Stored records
__________

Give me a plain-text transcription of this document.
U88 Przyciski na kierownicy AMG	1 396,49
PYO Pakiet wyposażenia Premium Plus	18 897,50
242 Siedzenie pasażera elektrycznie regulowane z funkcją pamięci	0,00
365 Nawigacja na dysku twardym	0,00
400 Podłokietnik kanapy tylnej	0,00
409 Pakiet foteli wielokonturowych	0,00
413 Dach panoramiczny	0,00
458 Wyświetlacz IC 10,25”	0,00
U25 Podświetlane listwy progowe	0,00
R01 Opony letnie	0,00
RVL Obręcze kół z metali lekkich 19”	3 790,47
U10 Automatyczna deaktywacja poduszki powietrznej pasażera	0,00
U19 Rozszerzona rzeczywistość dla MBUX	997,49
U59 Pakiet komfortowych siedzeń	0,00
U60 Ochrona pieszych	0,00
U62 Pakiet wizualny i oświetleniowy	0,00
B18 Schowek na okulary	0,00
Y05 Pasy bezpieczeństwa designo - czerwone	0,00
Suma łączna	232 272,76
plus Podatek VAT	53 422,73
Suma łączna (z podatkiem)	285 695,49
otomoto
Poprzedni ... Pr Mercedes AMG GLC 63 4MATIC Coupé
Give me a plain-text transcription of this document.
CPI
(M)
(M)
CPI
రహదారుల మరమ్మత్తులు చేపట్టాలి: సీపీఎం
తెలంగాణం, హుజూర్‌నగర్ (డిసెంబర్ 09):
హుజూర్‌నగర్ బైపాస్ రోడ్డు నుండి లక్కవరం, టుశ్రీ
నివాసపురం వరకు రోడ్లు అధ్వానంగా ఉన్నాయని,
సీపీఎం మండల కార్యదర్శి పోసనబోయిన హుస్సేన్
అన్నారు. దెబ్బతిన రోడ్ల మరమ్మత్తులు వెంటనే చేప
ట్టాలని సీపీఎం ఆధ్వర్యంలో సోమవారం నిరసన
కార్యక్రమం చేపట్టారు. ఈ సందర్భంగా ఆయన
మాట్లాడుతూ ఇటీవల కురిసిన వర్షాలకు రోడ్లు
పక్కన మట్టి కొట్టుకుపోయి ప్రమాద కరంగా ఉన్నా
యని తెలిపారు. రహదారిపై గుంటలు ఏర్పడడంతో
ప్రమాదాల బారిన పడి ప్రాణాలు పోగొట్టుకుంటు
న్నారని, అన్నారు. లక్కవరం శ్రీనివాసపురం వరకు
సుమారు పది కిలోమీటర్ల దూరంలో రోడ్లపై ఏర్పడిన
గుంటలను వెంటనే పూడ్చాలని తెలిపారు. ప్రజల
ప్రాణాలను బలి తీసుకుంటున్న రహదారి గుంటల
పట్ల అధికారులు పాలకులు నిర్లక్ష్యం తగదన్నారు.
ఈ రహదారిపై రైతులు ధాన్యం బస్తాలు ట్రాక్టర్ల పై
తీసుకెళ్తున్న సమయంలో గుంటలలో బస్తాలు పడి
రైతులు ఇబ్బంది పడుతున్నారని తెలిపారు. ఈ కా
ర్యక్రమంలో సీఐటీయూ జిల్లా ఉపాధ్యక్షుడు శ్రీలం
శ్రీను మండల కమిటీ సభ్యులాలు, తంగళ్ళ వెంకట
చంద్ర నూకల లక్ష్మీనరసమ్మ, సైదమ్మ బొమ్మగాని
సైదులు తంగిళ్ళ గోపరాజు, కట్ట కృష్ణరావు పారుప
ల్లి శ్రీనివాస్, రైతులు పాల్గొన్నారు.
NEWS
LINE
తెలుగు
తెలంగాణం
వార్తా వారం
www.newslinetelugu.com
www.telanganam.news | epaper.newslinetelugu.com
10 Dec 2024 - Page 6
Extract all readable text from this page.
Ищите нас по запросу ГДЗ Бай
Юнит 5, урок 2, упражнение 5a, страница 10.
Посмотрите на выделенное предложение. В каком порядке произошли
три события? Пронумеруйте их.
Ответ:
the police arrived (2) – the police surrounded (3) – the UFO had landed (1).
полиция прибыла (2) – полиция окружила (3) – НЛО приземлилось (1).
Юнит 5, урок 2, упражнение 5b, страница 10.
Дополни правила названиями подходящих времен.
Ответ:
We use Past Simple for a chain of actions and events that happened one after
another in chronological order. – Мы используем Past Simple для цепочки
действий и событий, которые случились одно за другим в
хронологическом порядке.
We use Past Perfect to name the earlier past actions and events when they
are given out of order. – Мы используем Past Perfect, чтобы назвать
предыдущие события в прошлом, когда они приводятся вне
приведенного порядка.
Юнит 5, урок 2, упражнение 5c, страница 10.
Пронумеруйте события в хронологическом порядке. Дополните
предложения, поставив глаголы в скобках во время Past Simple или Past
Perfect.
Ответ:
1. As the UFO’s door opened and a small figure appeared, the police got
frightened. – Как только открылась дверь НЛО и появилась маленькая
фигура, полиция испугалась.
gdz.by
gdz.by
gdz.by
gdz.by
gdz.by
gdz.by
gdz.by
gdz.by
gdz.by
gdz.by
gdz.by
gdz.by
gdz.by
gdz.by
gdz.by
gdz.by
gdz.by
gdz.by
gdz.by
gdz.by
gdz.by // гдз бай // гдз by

__________

Repeat every record, exactly as written.

- [SOLUTION BELOW]
Give me a plain-text transcription of this document.
U88 Przyciski na kierownicy AMG	1 396,49
PYO Pakiet wyposażenia Premium Plus	18 897,50
242 Siedzenie pasażera elektrycznie regulowane z funkcją pamięci	0,00
365 Nawigacja na dysku twardym	0,00
400 Podłokietnik kanapy tylnej	0,00
409 Pakiet foteli wielokonturowych	0,00
413 Dach panoramiczny	0,00
458 Wyświetlacz IC 10,25”	0,00
U25 Podświetlane listwy progowe	0,00
R01 Opony letnie	0,00
RVL Obręcze kół z metali lekkich 19”	3 790,47
U10 Automatyczna deaktywacja poduszki powietrznej pasażera	0,00
U19 Rozszerzona rzeczywistość dla MBUX	997,49
U59 Pakiet komfortowych siedzeń	0,00
U60 Ochrona pieszych	0,00
U62 Pakiet wizualny i oświetleniowy	0,00
B18 Schowek na okulary	0,00
Y05 Pasy bezpieczeństwa designo - czerwone	0,00
Suma łączna	232 272,76
plus Podatek VAT	53 422,73
Suma łączna (z podatkiem)	285 695,49
otomoto
Poprzedni ... Pr Mercedes AMG GLC 63 4MATIC Coupé
Give me a plain-text transcription of this document.
CPI
(M)
(M)
CPI
రహదారుల మరమ్మత్తులు చేపట్టాలి: సీపీఎం
తెలంగాణం, హుజూర్‌నగర్ (డిసెంబర్ 09):
హుజూర్‌నగర్ బైపాస్ రోడ్డు నుండి లక్కవరం, టుశ్రీ
నివాసపురం వరకు రోడ్లు అధ్వానంగా ఉన్నాయని,
సీపీఎం మండల కార్యదర్శి పోసనబోయిన హుస్సేన్
అన్నారు. దెబ్బతిన రోడ్ల మరమ్మత్తులు వెంటనే చేప
ట్టాలని సీపీఎం ఆధ్వర్యంలో సోమవారం నిరసన
కార్యక్రమం చేపట్టారు. ఈ సందర్భంగా ఆయన
మాట్లాడుతూ ఇటీవల కురిసిన వర్షాలకు రోడ్లు
పక్కన మట్టి కొట్టుకుపోయి ప్రమాద కరంగా ఉన్నా
యని తెలిపారు. రహదారిపై గుంటలు ఏర్పడడంతో
ప్రమాదాల బారిన పడి ప్రాణాలు పోగొట్టుకుంటు
న్నారని, అన్నారు. లక్కవరం శ్రీనివాసపురం వరకు
సుమారు పది కిలోమీటర్ల దూరంలో రోడ్లపై ఏర్పడిన
గుంటలను వెంటనే పూడ్చాలని తెలిపారు. ప్రజల
ప్రాణాలను బలి తీసుకుంటున్న రహదారి గుంటల
పట్ల అధికారులు పాలకులు నిర్లక్ష్యం తగదన్నారు.
ఈ రహదారిపై రైతులు ధాన్యం బస్తాలు ట్రాక్టర్ల పై
తీసుకెళ్తున్న సమయంలో గుంటలలో బస్తాలు పడి
రైతులు ఇబ్బంది పడుతున్నారని తెలిపారు. ఈ కా
ర్యక్రమంలో సీఐటీయూ జిల్లా ఉపాధ్యక్షుడు శ్రీలం
శ్రీను మండల కమిటీ సభ్యులాలు, తంగళ్ళ వెంకట
చంద్ర నూకల లక్ష్మీనరసమ్మ, సైదమ్మ బొమ్మగాని
సైదులు తంగిళ్ళ గోపరాజు, కట్ట కృష్ణరావు పారుప
ల్లి శ్రీనివాస్, రైతులు పాల్గొన్నారు.
NEWS
LINE
తెలుగు
తెలంగాణం
వార్తా వారం
www.newslinetelugu.com
www.telanganam.news | epaper.newslinetelugu.com
10 Dec 2024 - Page 6
Extract all readable text from this page.
Ищите нас по запросу ГДЗ Бай
Юнит 5, урок 2, упражнение 5a, страница 10.
Посмотрите на выделенное предложение. В каком порядке произошли
три события? Пронумеруйте их.
Ответ:
the police arrived (2) – the police surrounded (3) – the UFO had landed (1).
полиция прибыла (2) – полиция окружила (3) – НЛО приземлилось (1).
Юнит 5, урок 2, упражнение 5b, страница 10.
Дополни правила названиями подходящих времен.
Ответ:
We use Past Simple for a chain of actions and events that happened one after
another in chronological order. – Мы используем Past Simple для цепочки
действий и событий, которые случились одно за другим в
хронологическом порядке.
We use Past Perfect to name the earlier past actions and events when they
are given out of order. – Мы используем Past Perfect, чтобы назвать
предыдущие события в прошлом, когда они приводятся вне
приведенного порядка.
Юнит 5, урок 2, упражнение 5c, страница 10.
Пронумеруйте события в хронологическом порядке. Дополните
предложения, поставив глаголы в скобках во время Past Simple или Past
Perfect.
Ответ:
1. As the UFO’s door opened and a small figure appeared, the police got
frightened. – Как только открылась дверь НЛО и появилась маленькая
фигура, полиция испугалась.
gdz.by
gdz.by
gdz.by
gdz.by
gdz.by
gdz.by
gdz.by
gdz.by
gdz.by
gdz.by
gdz.by
gdz.by
gdz.by
gdz.by
gdz.by
gdz.by
gdz.by
gdz.by
gdz.by
gdz.by
gdz.by // гдз бай // гдз by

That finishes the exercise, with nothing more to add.